14. C'est ce que le prophète nous fait voir, quand il montre Dieu toujours présent à nos pensées, en disant : « Dieu scrute les cœurs et les reins. »
15. Et encore : « Le Seigneur connaît les pensées des hommes. »
16. Et il dit encore : « Tu as compris mes pensées de loin. »
17. Et : « Car la pensée de l'homme s'ouvrira à toi. »
18. D'autre part, pour être attentif à veiller sur ses pensées perverses, le frère vertueux dira toujours dans son cœur : « Je ne serai sans tache devant lui que si je me tiens en garde contre mon iniquité. »
R.B.
En ce premier degré, St Benoit donne à voir ce qu'est un homme qui a la crainte de Dieu: un homme qui consent à être totalement en vérité devant Dieu, en ses pensées, volontéset désirs. Dieu nous connait mieux que nous-mêmes, jusque dans nos pensées. Mais comment bien discerner ces pensées qui nous habitent afin de devenir « un frère utile », « un frère vertueux» selon la traduction de notre texte? C'est à un exercice de discernement en effet que le moine est convié en ce 1er degré, pour être « utile », vraiment engagé dans le service du Seigneur.
Un apophtegme donne un exemple de ce discernement. Abba Isaïe dit encore: « Quand tu accomplis tes liturgies, si tu le fais dans l'humilité en pensant être indigne, elles agréées par Dieu. Mais si monte en ton coeur quelque pensée d'orgueil et que tu y consentes, ou si tu te souviens d'un autre (frère) qui dort ou est négligent et que tu le juges, sache qu'inutile est ta peine» (Abba Isaïe in Coll Syst. XV, 22). En quoi consiste le discernement ici? A reconnaitre la pensée d'orgueil ou celle de jugement du frère, et à la rejeter. A l'inverse, y consentir, sera manquer de discernement, et fera entrer dans une attitude spirituelle faussée qui ne peut être agréable à Dieu, ni produire du fruit. Que les pensées surviennent, ne dépend pas de nous. Mais que les laissions s'installer en nous, est du ressort de notre liberté.
On pourrait dire: mais ce ne sont que des pensées, cela n'a pas de conséquences! Parler ainsi, c'est encore peu se connaitre. Les pensées mauvaises accueillies, voire entretenues, peu à peu nous obscurcissent le jugement et la capacité à nous remettre en cause. Quand nous devenons prompts à juger les frères, à les épingler, insensiblement nous nous fermons à la lucidité sur nous-mêmes, ainsi qu'à la capacité de compassion pour les autres. Nous nous durcissons, en réduisant nos frères à ce que nous en percevons. Nous risquons de manquer le mystère qu'ils sont. Car est-ce ainsi que Dieu les voit? Nous tenir dans la crainte de Dieu en nos pensées sur nos frères, c'est être prompt à couper court avec les jugements arrogants et prétentieux. Couper court avec les pensées d'orgueil, de jugement, mais aussi avec toute autre pensée négative est un exercice de vigilance de tous les jours. « Seigneur, prends pitié de moi pour cette pensée idiote» peut-être une manière simple de se remettre ajusté sous le regard de Dieu. (14.10.2016)

▶ _LE PROBLÈME_: Pouvez-vous imprimer tel quel le passage de l'extrait sur la crainte de Dieu qui commence aux mots « 18. D'autre part, pour » et s'arrête après « service du Seigneur. » ?

▶ _DONNÉES RÉPERTORIÉES_:

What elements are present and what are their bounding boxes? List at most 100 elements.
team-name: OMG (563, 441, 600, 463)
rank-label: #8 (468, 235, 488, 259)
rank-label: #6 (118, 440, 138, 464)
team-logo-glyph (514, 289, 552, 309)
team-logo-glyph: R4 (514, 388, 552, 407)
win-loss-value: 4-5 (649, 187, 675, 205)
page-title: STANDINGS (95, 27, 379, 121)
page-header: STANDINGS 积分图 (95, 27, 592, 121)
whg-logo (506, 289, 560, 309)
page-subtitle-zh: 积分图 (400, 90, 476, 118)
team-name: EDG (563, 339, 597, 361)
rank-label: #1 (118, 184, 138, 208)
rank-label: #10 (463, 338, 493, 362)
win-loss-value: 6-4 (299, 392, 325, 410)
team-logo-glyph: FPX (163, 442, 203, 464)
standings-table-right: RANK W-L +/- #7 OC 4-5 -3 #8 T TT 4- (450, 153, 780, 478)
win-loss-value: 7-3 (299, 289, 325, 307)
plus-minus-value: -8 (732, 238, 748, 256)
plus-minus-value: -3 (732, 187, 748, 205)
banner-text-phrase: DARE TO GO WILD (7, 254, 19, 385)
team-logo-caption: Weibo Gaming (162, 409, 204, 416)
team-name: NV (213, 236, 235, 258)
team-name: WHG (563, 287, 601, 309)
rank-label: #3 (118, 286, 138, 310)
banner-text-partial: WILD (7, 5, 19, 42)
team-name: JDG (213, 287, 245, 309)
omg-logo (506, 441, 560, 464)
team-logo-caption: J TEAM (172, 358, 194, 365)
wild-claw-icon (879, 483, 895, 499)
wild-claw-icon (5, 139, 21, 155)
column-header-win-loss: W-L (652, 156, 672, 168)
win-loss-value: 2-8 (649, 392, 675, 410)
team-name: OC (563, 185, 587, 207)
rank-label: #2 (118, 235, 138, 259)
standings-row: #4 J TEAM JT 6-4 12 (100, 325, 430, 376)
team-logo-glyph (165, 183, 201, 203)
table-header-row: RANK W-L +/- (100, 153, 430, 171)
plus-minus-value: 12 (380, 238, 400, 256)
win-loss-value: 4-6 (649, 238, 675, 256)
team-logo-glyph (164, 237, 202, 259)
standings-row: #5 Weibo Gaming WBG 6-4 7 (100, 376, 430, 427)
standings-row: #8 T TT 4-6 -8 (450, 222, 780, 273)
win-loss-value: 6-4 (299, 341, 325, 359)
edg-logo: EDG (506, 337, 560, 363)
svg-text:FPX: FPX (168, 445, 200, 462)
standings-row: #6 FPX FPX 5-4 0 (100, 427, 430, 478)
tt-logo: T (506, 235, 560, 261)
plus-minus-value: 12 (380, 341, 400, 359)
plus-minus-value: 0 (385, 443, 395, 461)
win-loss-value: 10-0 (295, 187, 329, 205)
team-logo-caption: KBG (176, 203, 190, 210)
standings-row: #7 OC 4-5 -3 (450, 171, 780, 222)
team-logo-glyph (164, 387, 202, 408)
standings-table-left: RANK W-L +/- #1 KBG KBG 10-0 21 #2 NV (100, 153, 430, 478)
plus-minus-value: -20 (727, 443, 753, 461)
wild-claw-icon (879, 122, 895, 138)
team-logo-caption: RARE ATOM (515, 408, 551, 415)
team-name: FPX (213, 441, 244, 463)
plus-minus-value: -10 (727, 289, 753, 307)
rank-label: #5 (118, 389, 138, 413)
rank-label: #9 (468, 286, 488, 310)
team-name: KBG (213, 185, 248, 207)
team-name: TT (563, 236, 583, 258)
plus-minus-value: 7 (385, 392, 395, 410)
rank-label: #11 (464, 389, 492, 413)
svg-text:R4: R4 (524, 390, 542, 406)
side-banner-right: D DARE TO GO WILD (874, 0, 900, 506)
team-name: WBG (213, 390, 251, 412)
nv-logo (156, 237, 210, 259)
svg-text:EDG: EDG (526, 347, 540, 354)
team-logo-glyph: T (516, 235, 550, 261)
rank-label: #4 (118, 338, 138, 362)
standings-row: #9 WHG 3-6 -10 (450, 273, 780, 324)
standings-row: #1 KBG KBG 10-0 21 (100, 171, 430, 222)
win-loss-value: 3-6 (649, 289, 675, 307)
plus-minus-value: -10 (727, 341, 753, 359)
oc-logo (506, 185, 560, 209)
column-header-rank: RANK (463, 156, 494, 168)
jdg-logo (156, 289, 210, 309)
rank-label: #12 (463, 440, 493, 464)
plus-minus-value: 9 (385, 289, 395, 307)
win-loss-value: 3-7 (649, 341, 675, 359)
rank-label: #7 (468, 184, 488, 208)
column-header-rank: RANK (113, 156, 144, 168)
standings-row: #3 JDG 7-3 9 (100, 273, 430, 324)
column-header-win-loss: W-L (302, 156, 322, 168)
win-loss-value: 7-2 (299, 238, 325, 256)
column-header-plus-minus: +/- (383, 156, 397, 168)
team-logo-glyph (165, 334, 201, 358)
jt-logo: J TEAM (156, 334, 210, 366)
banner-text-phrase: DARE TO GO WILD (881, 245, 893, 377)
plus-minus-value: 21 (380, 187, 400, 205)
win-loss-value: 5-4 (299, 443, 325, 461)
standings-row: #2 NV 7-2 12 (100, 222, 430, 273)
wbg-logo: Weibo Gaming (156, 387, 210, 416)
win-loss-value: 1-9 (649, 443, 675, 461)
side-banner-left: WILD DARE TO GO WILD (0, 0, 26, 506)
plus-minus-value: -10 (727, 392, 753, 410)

▶ _CORRIGÉ DE L'EXERCICE_:
18. D'autre part, pour être attentif à veiller sur ses pensées perverses, le frère vertueux dira toujours dans son cœur : « Je ne serai sans tache devant lui que si je me tiens en garde contre mon iniquité. »
R.B.
En ce premier degré, St Benoit donne à voir ce qu'est un homme qui a la crainte de Dieu: un homme qui consent à être totalement en vérité devant Dieu, en ses pensées, volontéset désirs. Dieu nous connait mieux que nous-mêmes, jusque dans nos pensées. Mais comment bien discerner ces pensées qui nous habitent afin de devenir « un frère utile », « un frère vertueux» selon la traduction de notre texte? C'est à un exercice de discernement en effet que le moine est convié en ce 1er degré, pour être « utile », vraiment engagé dans le service du Seigneur.